(Some entries)
==================================================

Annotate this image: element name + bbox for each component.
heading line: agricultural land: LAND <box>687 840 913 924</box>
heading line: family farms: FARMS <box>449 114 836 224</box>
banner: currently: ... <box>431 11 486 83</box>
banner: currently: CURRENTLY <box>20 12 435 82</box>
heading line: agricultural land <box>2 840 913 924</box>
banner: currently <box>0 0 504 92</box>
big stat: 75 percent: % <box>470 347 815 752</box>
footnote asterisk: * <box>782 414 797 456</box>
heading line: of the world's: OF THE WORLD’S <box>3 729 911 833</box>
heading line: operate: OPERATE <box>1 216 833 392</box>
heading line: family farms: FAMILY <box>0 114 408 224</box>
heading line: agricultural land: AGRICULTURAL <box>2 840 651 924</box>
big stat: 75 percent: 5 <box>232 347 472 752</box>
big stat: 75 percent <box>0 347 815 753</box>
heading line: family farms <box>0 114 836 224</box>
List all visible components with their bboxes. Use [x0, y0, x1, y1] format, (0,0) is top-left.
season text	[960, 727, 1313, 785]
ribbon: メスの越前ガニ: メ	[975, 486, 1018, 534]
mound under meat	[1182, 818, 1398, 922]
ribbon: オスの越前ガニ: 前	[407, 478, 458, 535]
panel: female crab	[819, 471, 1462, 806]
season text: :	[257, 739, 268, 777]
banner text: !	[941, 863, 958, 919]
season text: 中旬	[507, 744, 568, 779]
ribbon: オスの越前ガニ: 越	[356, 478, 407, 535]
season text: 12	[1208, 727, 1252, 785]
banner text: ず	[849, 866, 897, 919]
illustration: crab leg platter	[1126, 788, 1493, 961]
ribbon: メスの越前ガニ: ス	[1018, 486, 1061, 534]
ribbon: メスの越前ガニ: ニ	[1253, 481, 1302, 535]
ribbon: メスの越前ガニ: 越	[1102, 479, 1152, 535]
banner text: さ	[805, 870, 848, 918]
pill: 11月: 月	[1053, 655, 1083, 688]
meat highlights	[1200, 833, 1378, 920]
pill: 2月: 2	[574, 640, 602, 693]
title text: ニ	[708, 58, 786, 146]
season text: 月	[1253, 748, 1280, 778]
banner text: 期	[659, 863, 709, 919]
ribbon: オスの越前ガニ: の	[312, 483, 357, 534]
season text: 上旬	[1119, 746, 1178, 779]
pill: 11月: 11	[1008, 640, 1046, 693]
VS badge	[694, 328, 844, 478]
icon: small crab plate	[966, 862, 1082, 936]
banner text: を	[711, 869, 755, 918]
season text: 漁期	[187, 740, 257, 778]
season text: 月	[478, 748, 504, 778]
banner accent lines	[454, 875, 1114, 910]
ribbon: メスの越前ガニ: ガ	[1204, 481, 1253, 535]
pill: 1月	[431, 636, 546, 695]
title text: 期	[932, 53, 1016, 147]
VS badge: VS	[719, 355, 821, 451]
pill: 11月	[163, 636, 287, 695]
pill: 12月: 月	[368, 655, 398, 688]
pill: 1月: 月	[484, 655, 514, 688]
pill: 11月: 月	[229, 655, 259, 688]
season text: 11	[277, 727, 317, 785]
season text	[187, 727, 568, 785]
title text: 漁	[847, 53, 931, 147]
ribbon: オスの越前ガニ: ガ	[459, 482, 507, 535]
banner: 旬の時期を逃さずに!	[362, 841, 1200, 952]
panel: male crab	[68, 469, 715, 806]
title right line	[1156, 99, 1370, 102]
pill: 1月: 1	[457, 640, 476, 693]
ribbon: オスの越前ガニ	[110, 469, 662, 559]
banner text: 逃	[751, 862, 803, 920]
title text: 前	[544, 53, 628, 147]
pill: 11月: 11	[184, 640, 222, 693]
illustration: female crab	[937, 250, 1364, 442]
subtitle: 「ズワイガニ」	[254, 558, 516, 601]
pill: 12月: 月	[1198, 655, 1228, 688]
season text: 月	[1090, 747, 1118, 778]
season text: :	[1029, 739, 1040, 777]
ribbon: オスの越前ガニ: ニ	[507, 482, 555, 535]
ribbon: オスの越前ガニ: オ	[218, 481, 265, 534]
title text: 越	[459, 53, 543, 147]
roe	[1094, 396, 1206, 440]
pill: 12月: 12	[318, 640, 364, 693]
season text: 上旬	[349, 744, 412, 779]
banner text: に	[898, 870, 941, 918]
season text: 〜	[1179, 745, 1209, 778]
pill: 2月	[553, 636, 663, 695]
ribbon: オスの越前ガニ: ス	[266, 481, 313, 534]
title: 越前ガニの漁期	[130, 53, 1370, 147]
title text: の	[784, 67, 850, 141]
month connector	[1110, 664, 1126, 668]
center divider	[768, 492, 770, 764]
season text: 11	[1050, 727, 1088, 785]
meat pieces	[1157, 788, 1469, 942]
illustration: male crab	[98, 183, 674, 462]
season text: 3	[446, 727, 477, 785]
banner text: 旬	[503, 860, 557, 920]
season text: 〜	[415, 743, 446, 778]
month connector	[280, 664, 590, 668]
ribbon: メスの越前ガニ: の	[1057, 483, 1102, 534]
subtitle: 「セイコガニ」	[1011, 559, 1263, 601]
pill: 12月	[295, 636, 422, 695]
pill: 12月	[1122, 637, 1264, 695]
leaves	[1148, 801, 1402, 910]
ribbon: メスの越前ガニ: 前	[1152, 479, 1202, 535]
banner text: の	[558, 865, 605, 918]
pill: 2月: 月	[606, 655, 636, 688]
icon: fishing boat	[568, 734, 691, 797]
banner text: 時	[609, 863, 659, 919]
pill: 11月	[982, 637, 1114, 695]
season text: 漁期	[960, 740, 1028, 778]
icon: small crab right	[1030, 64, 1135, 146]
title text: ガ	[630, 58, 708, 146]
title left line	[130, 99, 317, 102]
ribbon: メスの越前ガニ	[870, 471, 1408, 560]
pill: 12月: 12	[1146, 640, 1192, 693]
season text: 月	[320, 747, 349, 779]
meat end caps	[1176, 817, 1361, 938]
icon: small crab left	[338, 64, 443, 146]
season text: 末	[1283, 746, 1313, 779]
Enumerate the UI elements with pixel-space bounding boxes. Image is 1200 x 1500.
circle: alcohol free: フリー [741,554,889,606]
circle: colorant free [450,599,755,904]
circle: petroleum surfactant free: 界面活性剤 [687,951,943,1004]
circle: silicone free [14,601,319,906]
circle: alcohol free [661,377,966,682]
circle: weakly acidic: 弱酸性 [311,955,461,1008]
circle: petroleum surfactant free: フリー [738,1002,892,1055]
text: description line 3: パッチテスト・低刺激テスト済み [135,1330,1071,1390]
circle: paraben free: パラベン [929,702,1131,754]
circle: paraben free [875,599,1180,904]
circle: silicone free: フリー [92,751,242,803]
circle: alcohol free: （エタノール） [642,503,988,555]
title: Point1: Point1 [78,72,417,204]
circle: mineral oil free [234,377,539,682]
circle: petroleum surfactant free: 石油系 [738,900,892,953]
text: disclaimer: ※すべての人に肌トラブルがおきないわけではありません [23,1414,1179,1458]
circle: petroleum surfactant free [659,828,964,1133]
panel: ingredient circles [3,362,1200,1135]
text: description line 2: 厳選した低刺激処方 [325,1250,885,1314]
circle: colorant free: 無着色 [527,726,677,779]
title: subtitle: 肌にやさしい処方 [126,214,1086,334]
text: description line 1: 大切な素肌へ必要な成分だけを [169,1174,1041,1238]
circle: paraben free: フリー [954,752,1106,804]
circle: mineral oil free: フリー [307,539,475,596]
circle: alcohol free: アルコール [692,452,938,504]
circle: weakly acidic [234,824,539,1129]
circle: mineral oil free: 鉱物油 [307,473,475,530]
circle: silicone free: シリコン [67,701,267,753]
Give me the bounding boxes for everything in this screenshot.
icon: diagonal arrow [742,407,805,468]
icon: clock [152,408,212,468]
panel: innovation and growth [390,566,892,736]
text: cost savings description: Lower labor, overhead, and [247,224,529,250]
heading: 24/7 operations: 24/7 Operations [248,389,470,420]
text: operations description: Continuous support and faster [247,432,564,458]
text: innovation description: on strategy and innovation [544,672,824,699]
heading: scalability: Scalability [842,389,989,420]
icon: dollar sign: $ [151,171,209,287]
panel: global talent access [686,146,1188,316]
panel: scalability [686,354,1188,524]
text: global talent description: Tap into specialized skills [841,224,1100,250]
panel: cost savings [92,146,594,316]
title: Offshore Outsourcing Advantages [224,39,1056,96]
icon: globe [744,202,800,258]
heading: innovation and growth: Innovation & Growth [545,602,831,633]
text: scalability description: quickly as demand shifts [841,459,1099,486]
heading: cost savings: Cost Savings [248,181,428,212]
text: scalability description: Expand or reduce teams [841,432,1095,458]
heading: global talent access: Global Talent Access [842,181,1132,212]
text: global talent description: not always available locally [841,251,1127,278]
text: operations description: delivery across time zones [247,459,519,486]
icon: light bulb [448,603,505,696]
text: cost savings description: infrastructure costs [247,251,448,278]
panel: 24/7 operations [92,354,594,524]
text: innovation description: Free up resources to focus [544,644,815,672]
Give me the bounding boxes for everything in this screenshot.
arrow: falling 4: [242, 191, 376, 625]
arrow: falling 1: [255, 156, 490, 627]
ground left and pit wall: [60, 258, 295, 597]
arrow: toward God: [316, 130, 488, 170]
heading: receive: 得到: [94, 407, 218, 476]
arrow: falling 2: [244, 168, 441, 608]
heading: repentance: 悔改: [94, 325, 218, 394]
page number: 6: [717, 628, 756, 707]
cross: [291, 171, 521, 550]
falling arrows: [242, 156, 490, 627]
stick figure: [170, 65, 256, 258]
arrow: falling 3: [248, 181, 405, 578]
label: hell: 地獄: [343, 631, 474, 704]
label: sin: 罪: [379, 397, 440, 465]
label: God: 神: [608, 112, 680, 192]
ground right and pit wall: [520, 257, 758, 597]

==================================================

Count the lines in the entries above that contain the string "petroleum". Reply with the number alone.

[FULL OUTPUT] 4